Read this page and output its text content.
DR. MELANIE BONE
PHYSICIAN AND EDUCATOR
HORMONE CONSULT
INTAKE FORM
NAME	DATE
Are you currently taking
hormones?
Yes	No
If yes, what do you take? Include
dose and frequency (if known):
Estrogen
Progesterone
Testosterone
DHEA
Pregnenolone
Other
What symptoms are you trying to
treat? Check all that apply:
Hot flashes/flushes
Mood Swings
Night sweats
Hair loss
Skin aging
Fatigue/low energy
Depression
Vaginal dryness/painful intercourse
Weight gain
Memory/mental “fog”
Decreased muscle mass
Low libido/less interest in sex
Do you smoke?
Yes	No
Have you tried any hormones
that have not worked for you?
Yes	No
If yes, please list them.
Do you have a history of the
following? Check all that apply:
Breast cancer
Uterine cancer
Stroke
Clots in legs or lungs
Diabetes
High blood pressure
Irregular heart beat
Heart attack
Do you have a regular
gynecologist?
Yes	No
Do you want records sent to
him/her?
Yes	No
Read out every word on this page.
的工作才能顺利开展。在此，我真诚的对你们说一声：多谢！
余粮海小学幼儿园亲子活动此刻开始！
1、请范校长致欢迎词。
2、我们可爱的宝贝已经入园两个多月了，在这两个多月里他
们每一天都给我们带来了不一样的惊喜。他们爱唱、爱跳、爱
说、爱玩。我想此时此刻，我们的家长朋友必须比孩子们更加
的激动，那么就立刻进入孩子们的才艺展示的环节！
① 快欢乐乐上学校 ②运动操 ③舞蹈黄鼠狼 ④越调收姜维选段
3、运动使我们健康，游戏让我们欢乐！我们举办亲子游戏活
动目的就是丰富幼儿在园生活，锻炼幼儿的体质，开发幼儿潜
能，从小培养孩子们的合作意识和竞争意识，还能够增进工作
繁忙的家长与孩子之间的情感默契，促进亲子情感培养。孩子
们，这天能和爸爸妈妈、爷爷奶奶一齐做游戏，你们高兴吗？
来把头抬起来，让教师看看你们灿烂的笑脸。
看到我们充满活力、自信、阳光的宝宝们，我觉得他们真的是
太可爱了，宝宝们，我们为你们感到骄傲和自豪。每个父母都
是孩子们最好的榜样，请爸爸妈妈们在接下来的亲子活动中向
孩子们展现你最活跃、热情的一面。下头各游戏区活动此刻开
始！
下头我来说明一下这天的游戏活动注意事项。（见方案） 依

━━━

TASK INSTRUCTIONS |
Tell how many lines hold the string "apply", giving the number and nothing else.

PROBLEM SOLUTION |
2